### Exercise description
Provide an exact transcription of all the records.

### Task data
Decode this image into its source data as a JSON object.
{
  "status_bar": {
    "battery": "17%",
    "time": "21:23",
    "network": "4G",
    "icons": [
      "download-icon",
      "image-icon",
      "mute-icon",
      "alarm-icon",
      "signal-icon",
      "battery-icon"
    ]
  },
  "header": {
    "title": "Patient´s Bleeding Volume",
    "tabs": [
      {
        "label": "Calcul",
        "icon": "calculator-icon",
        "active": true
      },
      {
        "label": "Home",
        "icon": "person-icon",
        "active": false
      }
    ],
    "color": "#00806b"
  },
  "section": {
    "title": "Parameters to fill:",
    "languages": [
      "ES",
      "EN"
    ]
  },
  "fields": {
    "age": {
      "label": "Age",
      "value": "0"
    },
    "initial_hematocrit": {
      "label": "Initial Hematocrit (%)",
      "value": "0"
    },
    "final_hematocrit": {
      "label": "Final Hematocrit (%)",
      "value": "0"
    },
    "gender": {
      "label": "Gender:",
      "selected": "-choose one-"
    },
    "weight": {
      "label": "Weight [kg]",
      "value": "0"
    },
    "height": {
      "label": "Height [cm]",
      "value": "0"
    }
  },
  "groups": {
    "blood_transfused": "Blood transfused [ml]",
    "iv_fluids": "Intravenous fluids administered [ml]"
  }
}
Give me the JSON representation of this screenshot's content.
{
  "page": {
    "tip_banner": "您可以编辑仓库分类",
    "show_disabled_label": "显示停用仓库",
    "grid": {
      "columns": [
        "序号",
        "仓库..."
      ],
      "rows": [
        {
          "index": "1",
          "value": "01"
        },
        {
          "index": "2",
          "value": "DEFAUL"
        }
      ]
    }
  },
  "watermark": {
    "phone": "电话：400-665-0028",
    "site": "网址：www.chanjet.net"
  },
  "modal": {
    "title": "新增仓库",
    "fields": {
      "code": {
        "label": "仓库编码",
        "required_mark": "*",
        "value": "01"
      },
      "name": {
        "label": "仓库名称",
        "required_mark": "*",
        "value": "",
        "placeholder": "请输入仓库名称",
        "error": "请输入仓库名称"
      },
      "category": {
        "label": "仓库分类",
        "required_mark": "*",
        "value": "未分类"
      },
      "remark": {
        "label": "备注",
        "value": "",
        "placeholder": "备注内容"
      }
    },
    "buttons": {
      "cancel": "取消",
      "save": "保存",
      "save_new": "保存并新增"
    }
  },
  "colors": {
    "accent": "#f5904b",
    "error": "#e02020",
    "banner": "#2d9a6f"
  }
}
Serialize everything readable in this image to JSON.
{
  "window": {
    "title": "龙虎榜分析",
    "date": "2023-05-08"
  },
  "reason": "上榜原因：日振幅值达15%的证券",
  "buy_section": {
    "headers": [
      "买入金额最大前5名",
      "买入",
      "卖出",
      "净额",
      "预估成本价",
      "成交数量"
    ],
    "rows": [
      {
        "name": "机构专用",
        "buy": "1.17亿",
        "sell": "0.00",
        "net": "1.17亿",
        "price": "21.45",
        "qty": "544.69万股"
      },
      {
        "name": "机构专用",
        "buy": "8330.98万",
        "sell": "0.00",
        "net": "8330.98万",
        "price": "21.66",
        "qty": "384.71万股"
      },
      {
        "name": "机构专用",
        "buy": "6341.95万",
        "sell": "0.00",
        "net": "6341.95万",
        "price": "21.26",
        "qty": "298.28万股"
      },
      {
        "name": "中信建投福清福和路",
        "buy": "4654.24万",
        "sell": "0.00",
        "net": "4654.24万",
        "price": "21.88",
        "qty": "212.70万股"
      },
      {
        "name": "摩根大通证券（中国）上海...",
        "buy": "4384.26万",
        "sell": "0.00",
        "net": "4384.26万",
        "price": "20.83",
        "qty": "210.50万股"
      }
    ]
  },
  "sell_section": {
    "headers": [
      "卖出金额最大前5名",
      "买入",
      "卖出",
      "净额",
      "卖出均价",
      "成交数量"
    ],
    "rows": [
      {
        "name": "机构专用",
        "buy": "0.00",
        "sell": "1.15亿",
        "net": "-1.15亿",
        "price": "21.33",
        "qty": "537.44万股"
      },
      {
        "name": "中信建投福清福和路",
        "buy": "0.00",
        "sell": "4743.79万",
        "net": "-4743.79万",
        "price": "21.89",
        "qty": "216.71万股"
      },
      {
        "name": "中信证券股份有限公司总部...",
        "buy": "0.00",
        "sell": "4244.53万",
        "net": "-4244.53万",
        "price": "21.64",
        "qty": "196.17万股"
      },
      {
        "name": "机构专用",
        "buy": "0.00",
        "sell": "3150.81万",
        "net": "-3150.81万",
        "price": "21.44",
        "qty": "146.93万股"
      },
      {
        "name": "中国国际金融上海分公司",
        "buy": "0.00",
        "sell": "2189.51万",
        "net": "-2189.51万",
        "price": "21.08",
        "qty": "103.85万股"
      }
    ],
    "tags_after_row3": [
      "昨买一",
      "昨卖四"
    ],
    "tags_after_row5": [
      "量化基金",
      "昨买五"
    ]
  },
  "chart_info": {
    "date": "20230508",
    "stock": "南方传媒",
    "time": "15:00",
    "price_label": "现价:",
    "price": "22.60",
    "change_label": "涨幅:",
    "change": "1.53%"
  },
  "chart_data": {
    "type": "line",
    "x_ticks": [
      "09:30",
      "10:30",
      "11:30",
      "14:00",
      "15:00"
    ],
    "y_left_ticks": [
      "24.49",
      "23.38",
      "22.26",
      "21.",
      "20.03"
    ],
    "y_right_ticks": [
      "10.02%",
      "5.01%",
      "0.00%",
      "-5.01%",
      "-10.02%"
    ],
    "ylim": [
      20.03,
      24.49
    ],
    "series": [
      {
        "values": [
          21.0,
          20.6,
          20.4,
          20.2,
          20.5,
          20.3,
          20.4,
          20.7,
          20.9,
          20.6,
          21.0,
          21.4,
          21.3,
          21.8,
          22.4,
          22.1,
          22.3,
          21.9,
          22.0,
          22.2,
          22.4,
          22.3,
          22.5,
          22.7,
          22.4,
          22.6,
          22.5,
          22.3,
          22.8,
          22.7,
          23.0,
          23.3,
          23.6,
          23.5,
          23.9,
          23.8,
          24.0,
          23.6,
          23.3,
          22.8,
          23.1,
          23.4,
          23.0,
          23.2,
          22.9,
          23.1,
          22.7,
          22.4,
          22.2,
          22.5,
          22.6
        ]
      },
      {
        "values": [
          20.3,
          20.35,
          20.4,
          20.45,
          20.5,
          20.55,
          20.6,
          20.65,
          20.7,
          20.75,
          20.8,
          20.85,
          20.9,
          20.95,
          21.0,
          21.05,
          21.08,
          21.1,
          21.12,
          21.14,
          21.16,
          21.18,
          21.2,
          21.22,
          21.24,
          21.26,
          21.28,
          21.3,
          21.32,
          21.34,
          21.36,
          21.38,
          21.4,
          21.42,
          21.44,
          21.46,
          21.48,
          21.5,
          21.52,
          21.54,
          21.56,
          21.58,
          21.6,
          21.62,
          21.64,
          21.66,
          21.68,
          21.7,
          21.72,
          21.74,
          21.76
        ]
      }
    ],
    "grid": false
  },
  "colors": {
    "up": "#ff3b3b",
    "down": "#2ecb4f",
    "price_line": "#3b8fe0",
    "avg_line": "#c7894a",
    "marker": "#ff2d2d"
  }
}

### Complete output
Decode this image into its source data as a JSON object.
{
  "status_bar": {
    "battery": "17%",
    "time": "21:23",
    "network": "4G",
    "icons": [
      "download-icon",
      "image-icon",
      "mute-icon",
      "alarm-icon",
      "signal-icon",
      "battery-icon"
    ]
  },
  "header": {
    "title": "Patient´s Bleeding Volume",
    "tabs": [
      {
        "label": "Calcul",
        "icon": "calculator-icon",
        "active": true
      },
      {
        "label": "Home",
        "icon": "person-icon",
        "active": false
      }
    ],
    "color": "#00806b"
  },
  "section": {
    "title": "Parameters to fill:",
    "languages": [
      "ES",
      "EN"
    ]
  },
  "fields": {
    "age": {
      "label": "Age",
      "value": "0"
    },
    "initial_hematocrit": {
      "label": "Initial Hematocrit (%)",
      "value": "0"
    },
    "final_hematocrit": {
      "label": "Final Hematocrit (%)",
      "value": "0"
    },
    "gender": {
      "label": "Gender:",
      "selected": "-choose one-"
    },
    "weight": {
      "label": "Weight [kg]",
      "value": "0"
    },
    "height": {
      "label": "Height [cm]",
      "value": "0"
    }
  },
  "groups": {
    "blood_transfused": "Blood transfused [ml]",
    "iv_fluids": "Intravenous fluids administered [ml]"
  }
}
Give me the JSON representation of this screenshot's content.
{
  "page": {
    "tip_banner": "您可以编辑仓库分类",
    "show_disabled_label": "显示停用仓库",
    "grid": {
      "columns": [
        "序号",
        "仓库..."
      ],
      "rows": [
        {
          "index": "1",
          "value": "01"
        },
        {
          "index": "2",
          "value": "DEFAUL"
        }
      ]
    }
  },
  "watermark": {
    "phone": "电话：400-665-0028",
    "site": "网址：www.chanjet.net"
  },
  "modal": {
    "title": "新增仓库",
    "fields": {
      "code": {
        "label": "仓库编码",
        "required_mark": "*",
        "value": "01"
      },
      "name": {
        "label": "仓库名称",
        "required_mark": "*",
        "value": "",
        "placeholder": "请输入仓库名称",
        "error": "请输入仓库名称"
      },
      "category": {
        "label": "仓库分类",
        "required_mark": "*",
        "value": "未分类"
      },
      "remark": {
        "label": "备注",
        "value": "",
        "placeholder": "备注内容"
      }
    },
    "buttons": {
      "cancel": "取消",
      "save": "保存",
      "save_new": "保存并新增"
    }
  },
  "colors": {
    "accent": "#f5904b",
    "error": "#e02020",
    "banner": "#2d9a6f"
  }
}
Serialize everything readable in this image to JSON.
{
  "window": {
    "title": "龙虎榜分析",
    "date": "2023-05-08"
  },
  "reason": "上榜原因：日振幅值达15%的证券",
  "buy_section": {
    "headers": [
      "买入金额最大前5名",
      "买入",
      "卖出",
      "净额",
      "预估成本价",
      "成交数量"
    ],
    "rows": [
      {
        "name": "机构专用",
        "buy": "1.17亿",
        "sell": "0.00",
        "net": "1.17亿",
        "price": "21.45",
        "qty": "544.69万股"
      },
      {
        "name": "机构专用",
        "buy": "8330.98万",
        "sell": "0.00",
        "net": "8330.98万",
        "price": "21.66",
        "qty": "384.71万股"
      },
      {
        "name": "机构专用",
        "buy": "6341.95万",
        "sell": "0.00",
        "net": "6341.95万",
        "price": "21.26",
        "qty": "298.28万股"
      },
      {
        "name": "中信建投福清福和路",
        "buy": "4654.24万",
        "sell": "0.00",
        "net": "4654.24万",
        "price": "21.88",
        "qty": "212.70万股"
      },
      {
        "name": "摩根大通证券（中国）上海...",
        "buy": "4384.26万",
        "sell": "0.00",
        "net": "4384.26万",
        "price": "20.83",
        "qty": "210.50万股"
      }
    ]
  },
  "sell_section": {
    "headers": [
      "卖出金额最大前5名",
      "买入",
      "卖出",
      "净额",
      "卖出均价",
      "成交数量"
    ],
    "rows": [
      {
        "name": "机构专用",
        "buy": "0.00",
        "sell": "1.15亿",
        "net": "-1.15亿",
        "price": "21.33",
        "qty": "537.44万股"
      },
      {
        "name": "中信建投福清福和路",
        "buy": "0.00",
        "sell": "4743.79万",
        "net": "-4743.79万",
        "price": "21.89",
        "qty": "216.71万股"
      },
      {
        "name": "中信证券股份有限公司总部...",
        "buy": "0.00",
        "sell": "4244.53万",
        "net": "-4244.53万",
        "price": "21.64",
        "qty": "196.17万股"
      },
      {
        "name": "机构专用",
        "buy": "0.00",
        "sell": "3150.81万",
        "net": "-3150.81万",
        "price": "21.44",
        "qty": "146.93万股"
      },
      {
        "name": "中国国际金融上海分公司",
        "buy": "0.00",
        "sell": "2189.51万",
        "net": "-2189.51万",
        "price": "21.08",
        "qty": "103.85万股"
      }
    ],
    "tags_after_row3": [
      "昨买一",
      "昨卖四"
    ],
    "tags_after_row5": [
      "量化基金",
      "昨买五"
    ]
  },
  "chart_info": {
    "date": "20230508",
    "stock": "南方传媒",
    "time": "15:00",
    "price_label": "现价:",
    "price": "22.60",
    "change_label": "涨幅:",
    "change": "1.53%"
  },
  "chart_data": {
    "type": "line",
    "x_ticks": [
      "09:30",
      "10:30",
      "11:30",
      "14:00",
      "15:00"
    ],
    "y_left_ticks": [
      "24.49",
      "23.38",
      "22.26",
      "21.",
      "20.03"
    ],
    "y_right_ticks": [
      "10.02%",
      "5.01%",
      "0.00%",
      "-5.01%",
      "-10.02%"
    ],
    "ylim": [
      20.03,
      24.49
    ],
    "series": [
      {
        "values": [
          21.0,
          20.6,
          20.4,
          20.2,
          20.5,
          20.3,
          20.4,
          20.7,
          20.9,
          20.6,
          21.0,
          21.4,
          21.3,
          21.8,
          22.4,
          22.1,
          22.3,
          21.9,
          22.0,
          22.2,
          22.4,
          22.3,
          22.5,
          22.7,
          22.4,
          22.6,
          22.5,
          22.3,
          22.8,
          22.7,
          23.0,
          23.3,
          23.6,
          23.5,
          23.9,
          23.8,
          24.0,
          23.6,
          23.3,
          22.8,
          23.1,
          23.4,
          23.0,
          23.2,
          22.9,
          23.1,
          22.7,
          22.4,
          22.2,
          22.5,
          22.6
        ]
      },
      {
        "values": [
          20.3,
          20.35,
          20.4,
          20.45,
          20.5,
          20.55,
          20.6,
          20.65,
          20.7,
          20.75,
          20.8,
          20.85,
          20.9,
          20.95,
          21.0,
          21.05,
          21.08,
          21.1,
          21.12,
          21.14,
          21.16,
          21.18,
          21.2,
          21.22,
          21.24,
          21.26,
          21.28,
          21.3,
          21.32,
          21.34,
          21.36,
          21.38,
          21.4,
          21.42,
          21.44,
          21.46,
          21.48,
          21.5,
          21.52,
          21.54,
          21.56,
          21.58,
          21.6,
          21.62,
          21.64,
          21.66,
          21.68,
          21.7,
          21.72,
          21.74,
          21.76
        ]
      }
    ],
    "grid": false
  },
  "colors": {
    "up": "#ff3b3b",
    "down": "#2ecb4f",
    "price_line": "#3b8fe0",
    "avg_line": "#c7894a",
    "marker": "#ff2d2d"
  }
}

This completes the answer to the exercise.